Extracts from a graphics dataset:
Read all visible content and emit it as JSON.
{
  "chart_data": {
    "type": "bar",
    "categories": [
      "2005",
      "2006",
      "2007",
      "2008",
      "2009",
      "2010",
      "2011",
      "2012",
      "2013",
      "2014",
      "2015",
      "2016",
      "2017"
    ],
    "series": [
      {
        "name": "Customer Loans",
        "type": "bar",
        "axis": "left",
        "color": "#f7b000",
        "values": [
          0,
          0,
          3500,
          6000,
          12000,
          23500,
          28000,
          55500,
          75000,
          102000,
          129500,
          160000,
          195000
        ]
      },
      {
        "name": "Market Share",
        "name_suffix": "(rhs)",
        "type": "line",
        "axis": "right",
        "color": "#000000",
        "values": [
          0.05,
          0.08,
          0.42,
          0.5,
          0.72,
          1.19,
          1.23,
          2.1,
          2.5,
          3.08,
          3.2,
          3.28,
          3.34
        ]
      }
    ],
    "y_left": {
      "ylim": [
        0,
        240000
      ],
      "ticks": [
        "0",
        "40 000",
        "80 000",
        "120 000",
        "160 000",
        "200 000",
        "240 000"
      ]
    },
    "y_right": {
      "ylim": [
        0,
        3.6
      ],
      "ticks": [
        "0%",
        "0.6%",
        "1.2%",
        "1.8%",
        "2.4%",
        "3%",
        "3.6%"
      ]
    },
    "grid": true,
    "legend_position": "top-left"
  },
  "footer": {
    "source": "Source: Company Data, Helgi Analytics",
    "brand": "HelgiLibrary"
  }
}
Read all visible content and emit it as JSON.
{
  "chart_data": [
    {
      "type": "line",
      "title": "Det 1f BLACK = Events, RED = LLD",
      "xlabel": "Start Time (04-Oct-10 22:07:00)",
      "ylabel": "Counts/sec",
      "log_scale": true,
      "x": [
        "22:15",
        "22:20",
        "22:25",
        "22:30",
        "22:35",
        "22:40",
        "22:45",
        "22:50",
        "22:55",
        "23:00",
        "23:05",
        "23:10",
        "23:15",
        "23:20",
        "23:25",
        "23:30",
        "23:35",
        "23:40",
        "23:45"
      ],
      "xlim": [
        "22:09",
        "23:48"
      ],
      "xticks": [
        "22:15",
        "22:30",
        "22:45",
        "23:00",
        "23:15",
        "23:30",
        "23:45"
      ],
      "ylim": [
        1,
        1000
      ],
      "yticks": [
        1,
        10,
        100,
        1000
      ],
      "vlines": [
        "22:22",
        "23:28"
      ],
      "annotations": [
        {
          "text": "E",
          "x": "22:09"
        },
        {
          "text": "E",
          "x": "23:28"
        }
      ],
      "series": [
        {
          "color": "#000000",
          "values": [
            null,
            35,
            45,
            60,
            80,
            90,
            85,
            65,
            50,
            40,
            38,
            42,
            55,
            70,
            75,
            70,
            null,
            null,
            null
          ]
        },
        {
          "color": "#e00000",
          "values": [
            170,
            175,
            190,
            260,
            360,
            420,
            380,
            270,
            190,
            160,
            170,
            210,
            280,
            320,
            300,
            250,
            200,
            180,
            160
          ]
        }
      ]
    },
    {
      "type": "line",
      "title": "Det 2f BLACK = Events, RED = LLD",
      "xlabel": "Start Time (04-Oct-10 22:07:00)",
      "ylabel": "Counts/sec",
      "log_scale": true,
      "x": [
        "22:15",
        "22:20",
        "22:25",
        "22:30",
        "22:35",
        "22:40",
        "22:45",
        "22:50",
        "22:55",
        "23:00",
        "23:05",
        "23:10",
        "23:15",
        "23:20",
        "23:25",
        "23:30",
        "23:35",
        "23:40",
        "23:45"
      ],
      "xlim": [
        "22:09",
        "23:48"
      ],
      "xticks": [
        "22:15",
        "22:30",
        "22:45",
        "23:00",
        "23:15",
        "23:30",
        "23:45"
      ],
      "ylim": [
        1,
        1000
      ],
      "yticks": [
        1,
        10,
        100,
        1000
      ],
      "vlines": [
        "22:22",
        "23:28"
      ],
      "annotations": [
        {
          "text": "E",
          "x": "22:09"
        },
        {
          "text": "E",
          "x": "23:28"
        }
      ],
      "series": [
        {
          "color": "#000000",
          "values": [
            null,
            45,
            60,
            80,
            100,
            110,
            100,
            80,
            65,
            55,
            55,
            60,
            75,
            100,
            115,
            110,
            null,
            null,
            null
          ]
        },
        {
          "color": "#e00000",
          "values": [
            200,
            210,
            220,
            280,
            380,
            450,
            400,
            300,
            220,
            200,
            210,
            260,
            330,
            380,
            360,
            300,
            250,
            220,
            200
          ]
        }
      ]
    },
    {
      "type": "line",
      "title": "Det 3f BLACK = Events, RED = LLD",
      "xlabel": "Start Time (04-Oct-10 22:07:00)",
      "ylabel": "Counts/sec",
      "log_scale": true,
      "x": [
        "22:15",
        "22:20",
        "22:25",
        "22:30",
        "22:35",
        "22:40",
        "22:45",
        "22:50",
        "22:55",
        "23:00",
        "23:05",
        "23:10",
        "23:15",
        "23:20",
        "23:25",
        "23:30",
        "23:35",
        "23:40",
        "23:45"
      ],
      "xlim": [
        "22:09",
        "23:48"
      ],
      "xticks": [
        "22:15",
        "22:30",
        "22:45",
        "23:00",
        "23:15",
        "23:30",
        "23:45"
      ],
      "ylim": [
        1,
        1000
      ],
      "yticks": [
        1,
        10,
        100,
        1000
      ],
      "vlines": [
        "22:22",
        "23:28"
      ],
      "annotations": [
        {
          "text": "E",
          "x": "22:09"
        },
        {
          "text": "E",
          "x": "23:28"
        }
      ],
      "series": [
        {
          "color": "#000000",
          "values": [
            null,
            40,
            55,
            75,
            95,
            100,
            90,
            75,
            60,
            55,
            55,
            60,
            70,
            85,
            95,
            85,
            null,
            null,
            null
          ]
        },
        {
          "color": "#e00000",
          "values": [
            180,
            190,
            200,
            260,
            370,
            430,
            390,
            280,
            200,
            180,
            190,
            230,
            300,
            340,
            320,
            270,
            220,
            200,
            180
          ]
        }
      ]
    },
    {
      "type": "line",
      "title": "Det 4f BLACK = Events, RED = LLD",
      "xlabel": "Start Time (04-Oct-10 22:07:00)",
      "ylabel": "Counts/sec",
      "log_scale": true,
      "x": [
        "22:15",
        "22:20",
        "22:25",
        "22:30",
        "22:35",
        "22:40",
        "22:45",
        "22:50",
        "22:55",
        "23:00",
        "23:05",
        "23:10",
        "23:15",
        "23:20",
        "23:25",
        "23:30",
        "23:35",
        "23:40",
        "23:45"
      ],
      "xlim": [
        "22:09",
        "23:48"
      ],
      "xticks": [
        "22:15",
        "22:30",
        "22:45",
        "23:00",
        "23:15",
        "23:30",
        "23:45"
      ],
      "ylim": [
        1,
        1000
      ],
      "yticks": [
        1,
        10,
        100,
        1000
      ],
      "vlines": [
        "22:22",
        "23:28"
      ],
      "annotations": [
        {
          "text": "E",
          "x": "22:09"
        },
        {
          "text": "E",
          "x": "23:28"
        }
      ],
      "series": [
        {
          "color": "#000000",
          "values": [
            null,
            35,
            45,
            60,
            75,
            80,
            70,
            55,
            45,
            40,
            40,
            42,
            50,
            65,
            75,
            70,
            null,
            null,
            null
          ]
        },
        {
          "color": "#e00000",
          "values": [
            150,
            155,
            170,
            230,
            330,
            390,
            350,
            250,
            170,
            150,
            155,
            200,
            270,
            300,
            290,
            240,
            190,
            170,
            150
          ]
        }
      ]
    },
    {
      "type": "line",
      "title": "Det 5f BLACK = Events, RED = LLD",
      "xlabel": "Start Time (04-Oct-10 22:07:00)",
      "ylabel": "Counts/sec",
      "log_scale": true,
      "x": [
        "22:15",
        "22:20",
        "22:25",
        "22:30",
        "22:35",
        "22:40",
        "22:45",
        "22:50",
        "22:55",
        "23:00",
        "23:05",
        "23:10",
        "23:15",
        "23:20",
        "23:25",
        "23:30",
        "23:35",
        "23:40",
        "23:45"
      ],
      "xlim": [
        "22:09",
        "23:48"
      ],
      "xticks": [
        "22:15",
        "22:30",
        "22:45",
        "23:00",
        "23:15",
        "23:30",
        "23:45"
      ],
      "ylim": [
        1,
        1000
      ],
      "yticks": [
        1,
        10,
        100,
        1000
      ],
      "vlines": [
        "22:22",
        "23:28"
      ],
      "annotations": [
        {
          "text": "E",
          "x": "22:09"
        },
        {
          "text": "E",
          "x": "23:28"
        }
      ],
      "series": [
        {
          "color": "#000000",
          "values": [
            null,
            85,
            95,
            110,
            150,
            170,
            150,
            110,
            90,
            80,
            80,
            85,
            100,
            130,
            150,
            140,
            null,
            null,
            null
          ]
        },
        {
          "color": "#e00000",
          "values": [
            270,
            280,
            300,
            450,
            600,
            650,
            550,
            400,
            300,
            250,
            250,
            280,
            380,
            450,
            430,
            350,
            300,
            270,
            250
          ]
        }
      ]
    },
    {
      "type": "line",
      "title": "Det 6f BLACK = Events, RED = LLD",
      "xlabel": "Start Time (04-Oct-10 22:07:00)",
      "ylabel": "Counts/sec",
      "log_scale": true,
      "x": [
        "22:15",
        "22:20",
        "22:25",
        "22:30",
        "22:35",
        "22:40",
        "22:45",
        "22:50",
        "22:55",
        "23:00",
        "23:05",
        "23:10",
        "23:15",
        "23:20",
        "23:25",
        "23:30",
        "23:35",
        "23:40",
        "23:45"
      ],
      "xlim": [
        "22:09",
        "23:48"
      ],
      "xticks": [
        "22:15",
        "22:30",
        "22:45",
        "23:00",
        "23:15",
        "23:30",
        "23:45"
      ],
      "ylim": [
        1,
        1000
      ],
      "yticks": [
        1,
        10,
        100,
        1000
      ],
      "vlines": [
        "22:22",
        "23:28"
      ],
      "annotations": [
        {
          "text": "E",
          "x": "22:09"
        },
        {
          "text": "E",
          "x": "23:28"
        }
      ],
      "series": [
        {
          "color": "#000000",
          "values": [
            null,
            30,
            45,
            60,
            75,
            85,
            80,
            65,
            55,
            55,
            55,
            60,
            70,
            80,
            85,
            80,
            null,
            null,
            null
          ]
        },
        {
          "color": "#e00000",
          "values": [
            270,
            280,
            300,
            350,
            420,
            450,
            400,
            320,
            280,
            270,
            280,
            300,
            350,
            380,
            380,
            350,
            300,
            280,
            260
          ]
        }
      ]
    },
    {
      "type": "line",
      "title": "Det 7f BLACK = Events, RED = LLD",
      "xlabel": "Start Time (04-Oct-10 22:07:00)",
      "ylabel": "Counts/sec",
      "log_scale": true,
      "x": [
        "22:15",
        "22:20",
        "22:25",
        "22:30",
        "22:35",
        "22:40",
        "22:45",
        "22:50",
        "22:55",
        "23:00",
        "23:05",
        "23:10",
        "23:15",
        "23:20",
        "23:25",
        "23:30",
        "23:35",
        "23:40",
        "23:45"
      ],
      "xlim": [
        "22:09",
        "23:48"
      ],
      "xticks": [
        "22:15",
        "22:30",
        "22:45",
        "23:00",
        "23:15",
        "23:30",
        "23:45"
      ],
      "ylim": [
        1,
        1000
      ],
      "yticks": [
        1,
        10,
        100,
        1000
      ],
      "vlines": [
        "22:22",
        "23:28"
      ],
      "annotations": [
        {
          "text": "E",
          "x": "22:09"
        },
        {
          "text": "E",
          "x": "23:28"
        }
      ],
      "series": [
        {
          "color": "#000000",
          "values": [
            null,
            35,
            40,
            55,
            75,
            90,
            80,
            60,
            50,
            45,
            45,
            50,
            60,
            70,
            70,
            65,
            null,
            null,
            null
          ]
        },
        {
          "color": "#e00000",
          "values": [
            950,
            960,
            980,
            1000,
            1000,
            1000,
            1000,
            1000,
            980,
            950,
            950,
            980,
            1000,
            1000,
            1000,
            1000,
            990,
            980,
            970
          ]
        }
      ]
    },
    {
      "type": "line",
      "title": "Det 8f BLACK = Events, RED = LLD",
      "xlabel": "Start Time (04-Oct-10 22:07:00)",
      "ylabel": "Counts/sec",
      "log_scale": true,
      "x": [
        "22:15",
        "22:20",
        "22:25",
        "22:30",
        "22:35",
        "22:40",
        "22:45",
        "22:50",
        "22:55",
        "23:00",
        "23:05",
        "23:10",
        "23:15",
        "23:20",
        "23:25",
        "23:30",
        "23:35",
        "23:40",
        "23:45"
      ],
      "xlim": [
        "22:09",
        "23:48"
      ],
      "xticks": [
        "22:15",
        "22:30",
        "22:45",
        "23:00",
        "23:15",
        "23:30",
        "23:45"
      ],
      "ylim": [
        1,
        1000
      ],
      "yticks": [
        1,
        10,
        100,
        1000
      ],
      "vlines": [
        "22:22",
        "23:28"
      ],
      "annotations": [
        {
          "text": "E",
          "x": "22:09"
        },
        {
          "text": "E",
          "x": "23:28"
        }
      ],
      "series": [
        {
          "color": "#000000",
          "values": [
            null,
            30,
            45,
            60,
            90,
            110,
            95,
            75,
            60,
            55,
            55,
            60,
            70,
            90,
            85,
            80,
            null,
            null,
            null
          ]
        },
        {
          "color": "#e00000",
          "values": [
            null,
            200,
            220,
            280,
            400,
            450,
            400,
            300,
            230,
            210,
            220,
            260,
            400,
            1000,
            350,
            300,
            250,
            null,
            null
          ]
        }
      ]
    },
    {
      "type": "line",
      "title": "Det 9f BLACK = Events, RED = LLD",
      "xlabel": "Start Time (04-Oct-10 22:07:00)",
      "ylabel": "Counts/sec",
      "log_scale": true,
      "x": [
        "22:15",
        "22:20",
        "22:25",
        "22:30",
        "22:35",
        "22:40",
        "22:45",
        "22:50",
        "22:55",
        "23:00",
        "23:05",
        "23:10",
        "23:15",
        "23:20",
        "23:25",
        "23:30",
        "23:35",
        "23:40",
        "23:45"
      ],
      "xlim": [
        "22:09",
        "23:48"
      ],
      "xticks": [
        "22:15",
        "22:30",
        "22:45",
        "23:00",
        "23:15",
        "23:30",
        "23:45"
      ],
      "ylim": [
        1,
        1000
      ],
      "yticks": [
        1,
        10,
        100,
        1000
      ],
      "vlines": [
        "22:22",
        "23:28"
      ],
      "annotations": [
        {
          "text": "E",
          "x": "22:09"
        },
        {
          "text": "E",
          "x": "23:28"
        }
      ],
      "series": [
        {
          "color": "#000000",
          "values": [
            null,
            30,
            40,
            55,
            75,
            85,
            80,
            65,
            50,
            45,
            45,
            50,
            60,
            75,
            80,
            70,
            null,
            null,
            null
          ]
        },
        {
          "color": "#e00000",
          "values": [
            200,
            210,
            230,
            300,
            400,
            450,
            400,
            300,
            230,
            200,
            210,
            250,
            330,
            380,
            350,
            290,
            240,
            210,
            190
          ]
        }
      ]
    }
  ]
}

◆ Task statement
In the records above, find each line that holds the word "BLACK"; copy all such lines.

◆ Exercise answer
      "title": "Det 1f BLACK = Events, RED = LLD",
      "title": "Det 2f BLACK = Events, RED = LLD",
      "title": "Det 3f BLACK = Events, RED = LLD",
      "title": "Det 4f BLACK = Events, RED = LLD",
      "title": "Det 5f BLACK = Events, RED = LLD",
      "title": "Det 6f BLACK = Events, RED = LLD",
      "title": "Det 7f BLACK = Events, RED = LLD",
      "title": "Det 8f BLACK = Events, RED = LLD",
      "title": "Det 9f BLACK = Events, RED = LLD",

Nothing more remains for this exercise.